GIVEN REQUEST
Copy every line of the following data that includes the string "name".
** start of MATERIAL SHOWN **
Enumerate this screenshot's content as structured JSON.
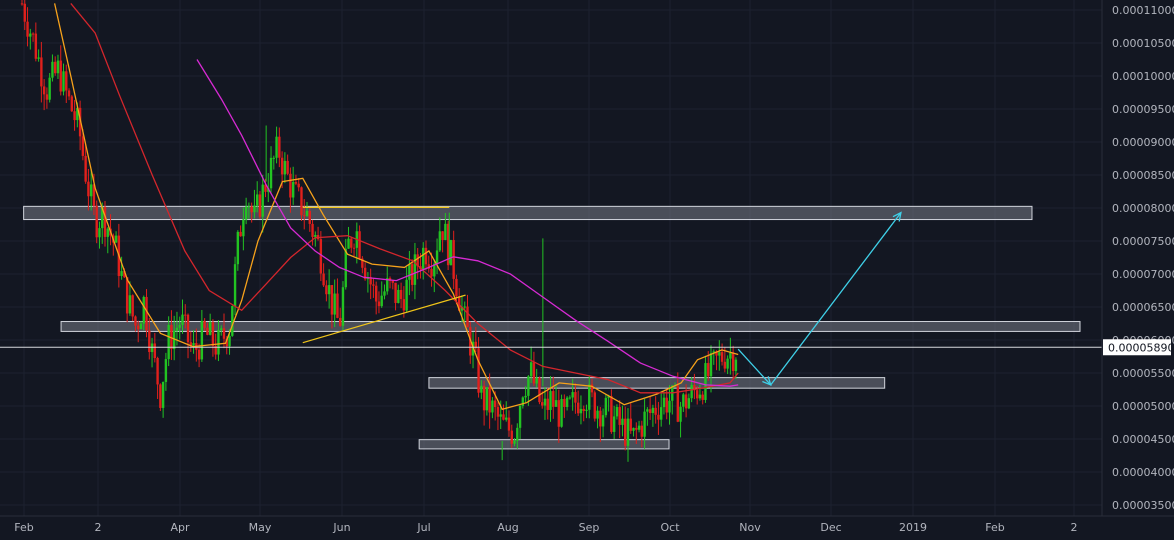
{
  "chart_data": {
    "type": "candlestick",
    "theme": {
      "background": "#131722",
      "grid": "#1f2433",
      "axis_text": "#b2b5be",
      "up": "#22c322",
      "down": "#e0201c"
    },
    "x_ticks": [
      "Feb",
      "2",
      "Apr",
      "May",
      "Jun",
      "Jul",
      "Aug",
      "Sep",
      "Oct",
      "Nov",
      "Dec",
      "2019",
      "Feb",
      "2"
    ],
    "y_ticks": [
      "0.00011000",
      "0.00010500",
      "0.00010000",
      "0.00009500",
      "0.00009000",
      "0.00008500",
      "0.00008000",
      "0.00007500",
      "0.00007000",
      "0.00006500",
      "0.00006000",
      "0.00005500",
      "0.00005000",
      "0.00004500",
      "0.00004000",
      "0.00003500"
    ],
    "y_range": [
      3.1e-05,
      0.000111
    ],
    "last_price": "0.00005890",
    "last_price_value": 5.89e-05,
    "last_price_color": "#ffffff",
    "zones": [
      {
        "name": "resistance-zone",
        "t0": 2,
        "t1": 1241,
        "top": 8.025e-05,
        "bottom": 7.825e-05
      },
      {
        "name": "mid-zone",
        "t0": 48,
        "t1": 1300,
        "top": 6.28e-05,
        "bottom": 6.13e-05
      },
      {
        "name": "support-zone",
        "t0": 500,
        "t1": 1060,
        "top": 5.43e-05,
        "bottom": 5.27e-05
      },
      {
        "name": "bottom-zone",
        "t0": 488,
        "t1": 795,
        "top": 4.49e-05,
        "bottom": 4.35e-05
      }
    ],
    "trend_lines": [
      {
        "name": "top-line",
        "color": "#f0c419",
        "t0": 345,
        "v0": 8.01e-05,
        "t1": 525,
        "v1": 8.01e-05
      },
      {
        "name": "rising-trendline",
        "color": "#f0c419",
        "t0": 345,
        "v0": 5.96e-05,
        "t1": 545,
        "v1": 6.68e-05
      }
    ],
    "projection": {
      "color": "#3fd0e8",
      "points": [
        {
          "t": 880,
          "v": 5.86e-05
        },
        {
          "t": 920,
          "v": 5.32e-05
        },
        {
          "t": 1080,
          "v": 7.93e-05
        }
      ]
    },
    "moving_averages": [
      {
        "name": "ma-orange",
        "color": "#f7a21b",
        "points": [
          [
            40,
            0.000111
          ],
          [
            60,
            0.0001
          ],
          [
            90,
            8.3e-05
          ],
          [
            130,
            6.9e-05
          ],
          [
            170,
            6.1e-05
          ],
          [
            210,
            5.9e-05
          ],
          [
            250,
            5.95e-05
          ],
          [
            270,
            6.6e-05
          ],
          [
            290,
            7.5e-05
          ],
          [
            320,
            8.4e-05
          ],
          [
            345,
            8.45e-05
          ],
          [
            370,
            7.9e-05
          ],
          [
            400,
            7.3e-05
          ],
          [
            430,
            7.15e-05
          ],
          [
            470,
            7.1e-05
          ],
          [
            500,
            7.35e-05
          ],
          [
            530,
            6.7e-05
          ],
          [
            560,
            5.7e-05
          ],
          [
            590,
            4.95e-05
          ],
          [
            620,
            5.05e-05
          ],
          [
            660,
            5.35e-05
          ],
          [
            700,
            5.3e-05
          ],
          [
            740,
            5.02e-05
          ],
          [
            780,
            5.18e-05
          ],
          [
            810,
            5.35e-05
          ],
          [
            830,
            5.7e-05
          ],
          [
            860,
            5.85e-05
          ],
          [
            880,
            5.78e-05
          ]
        ]
      },
      {
        "name": "ma-red",
        "color": "#d3262c",
        "points": [
          [
            60,
            0.000111
          ],
          [
            90,
            0.0001065
          ],
          [
            120,
            9.7e-05
          ],
          [
            160,
            8.5e-05
          ],
          [
            200,
            7.35e-05
          ],
          [
            230,
            6.75e-05
          ],
          [
            270,
            6.45e-05
          ],
          [
            300,
            6.85e-05
          ],
          [
            330,
            7.25e-05
          ],
          [
            360,
            7.55e-05
          ],
          [
            400,
            7.58e-05
          ],
          [
            440,
            7.38e-05
          ],
          [
            480,
            7.2e-05
          ],
          [
            520,
            6.75e-05
          ],
          [
            560,
            6.25e-05
          ],
          [
            600,
            5.85e-05
          ],
          [
            640,
            5.6e-05
          ],
          [
            680,
            5.5e-05
          ],
          [
            720,
            5.4e-05
          ],
          [
            760,
            5.2e-05
          ],
          [
            800,
            5.2e-05
          ],
          [
            840,
            5.28e-05
          ],
          [
            870,
            5.35e-05
          ],
          [
            880,
            5.5e-05
          ]
        ]
      },
      {
        "name": "ma-magenta",
        "color": "#d62ad3",
        "points": [
          [
            215,
            0.0001025
          ],
          [
            245,
            9.65e-05
          ],
          [
            270,
            9.1e-05
          ],
          [
            300,
            8.35e-05
          ],
          [
            330,
            7.7e-05
          ],
          [
            360,
            7.35e-05
          ],
          [
            390,
            7.1e-05
          ],
          [
            420,
            6.95e-05
          ],
          [
            460,
            6.9e-05
          ],
          [
            500,
            7.1e-05
          ],
          [
            530,
            7.26e-05
          ],
          [
            560,
            7.2e-05
          ],
          [
            600,
            7e-05
          ],
          [
            640,
            6.65e-05
          ],
          [
            680,
            6.3e-05
          ],
          [
            720,
            5.98e-05
          ],
          [
            760,
            5.65e-05
          ],
          [
            800,
            5.45e-05
          ],
          [
            840,
            5.32e-05
          ],
          [
            870,
            5.3e-05
          ],
          [
            880,
            5.32e-05
          ]
        ]
      }
    ],
    "price_path": [
      [
        0,
        0.000111
      ],
      [
        15,
        0.000105
      ],
      [
        30,
        9.8e-05
      ],
      [
        45,
        0.000101
      ],
      [
        55,
        9.7e-05
      ],
      [
        70,
        9.2e-05
      ],
      [
        80,
        8.4e-05
      ],
      [
        90,
        7.8e-05
      ],
      [
        100,
        7.9e-05
      ],
      [
        115,
        7.4e-05
      ],
      [
        125,
        6.8e-05
      ],
      [
        140,
        6.2e-05
      ],
      [
        150,
        6.6e-05
      ],
      [
        160,
        5.8e-05
      ],
      [
        170,
        5.2e-05
      ],
      [
        180,
        6e-05
      ],
      [
        195,
        6.3e-05
      ],
      [
        210,
        5.8e-05
      ],
      [
        225,
        6.1e-05
      ],
      [
        240,
        5.9e-05
      ],
      [
        255,
        6.2e-05
      ],
      [
        265,
        7.4e-05
      ],
      [
        275,
        8.3e-05
      ],
      [
        285,
        7.8e-05
      ],
      [
        300,
        8.4e-05
      ],
      [
        315,
        8.9e-05
      ],
      [
        325,
        8.5e-05
      ],
      [
        335,
        8.2e-05
      ],
      [
        350,
        7.9e-05
      ],
      [
        365,
        7.4e-05
      ],
      [
        380,
        6.6e-05
      ],
      [
        390,
        6.2e-05
      ],
      [
        400,
        7.4e-05
      ],
      [
        410,
        7.7e-05
      ],
      [
        420,
        7.2e-05
      ],
      [
        435,
        6.6e-05
      ],
      [
        450,
        6.8e-05
      ],
      [
        465,
        6.6e-05
      ],
      [
        480,
        7e-05
      ],
      [
        495,
        7.4e-05
      ],
      [
        505,
        7.2e-05
      ],
      [
        515,
        7.8e-05
      ],
      [
        530,
        7.1e-05
      ],
      [
        545,
        6.2e-05
      ],
      [
        555,
        5.8e-05
      ],
      [
        565,
        5.1e-05
      ],
      [
        575,
        5e-05
      ],
      [
        590,
        4.7e-05
      ],
      [
        605,
        4.6e-05
      ],
      [
        615,
        5.3e-05
      ],
      [
        625,
        5.5e-05
      ],
      [
        640,
        4.9e-05
      ],
      [
        650,
        5.1e-05
      ],
      [
        665,
        4.8e-05
      ],
      [
        675,
        5e-05
      ],
      [
        690,
        5.2e-05
      ],
      [
        705,
        5e-05
      ],
      [
        720,
        4.9e-05
      ],
      [
        735,
        4.7e-05
      ],
      [
        750,
        4.5e-05
      ],
      [
        765,
        4.8e-05
      ],
      [
        780,
        5e-05
      ],
      [
        795,
        5.1e-05
      ],
      [
        810,
        5e-05
      ],
      [
        825,
        5.2e-05
      ],
      [
        840,
        5.4e-05
      ],
      [
        855,
        5.7e-05
      ],
      [
        865,
        5.8e-05
      ],
      [
        875,
        5.8e-05
      ],
      [
        880,
        5.89e-05
      ]
    ]
  }
}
** end of MATERIAL SHOWN **
RESPONSE
        "name": "resistance-zone",
        "name": "mid-zone",
        "name": "support-zone",
        "name": "bottom-zone",
        "name": "top-line",
        "name": "rising-trendline",
        "name": "ma-orange",
        "name": "ma-red",
        "name": "ma-magenta",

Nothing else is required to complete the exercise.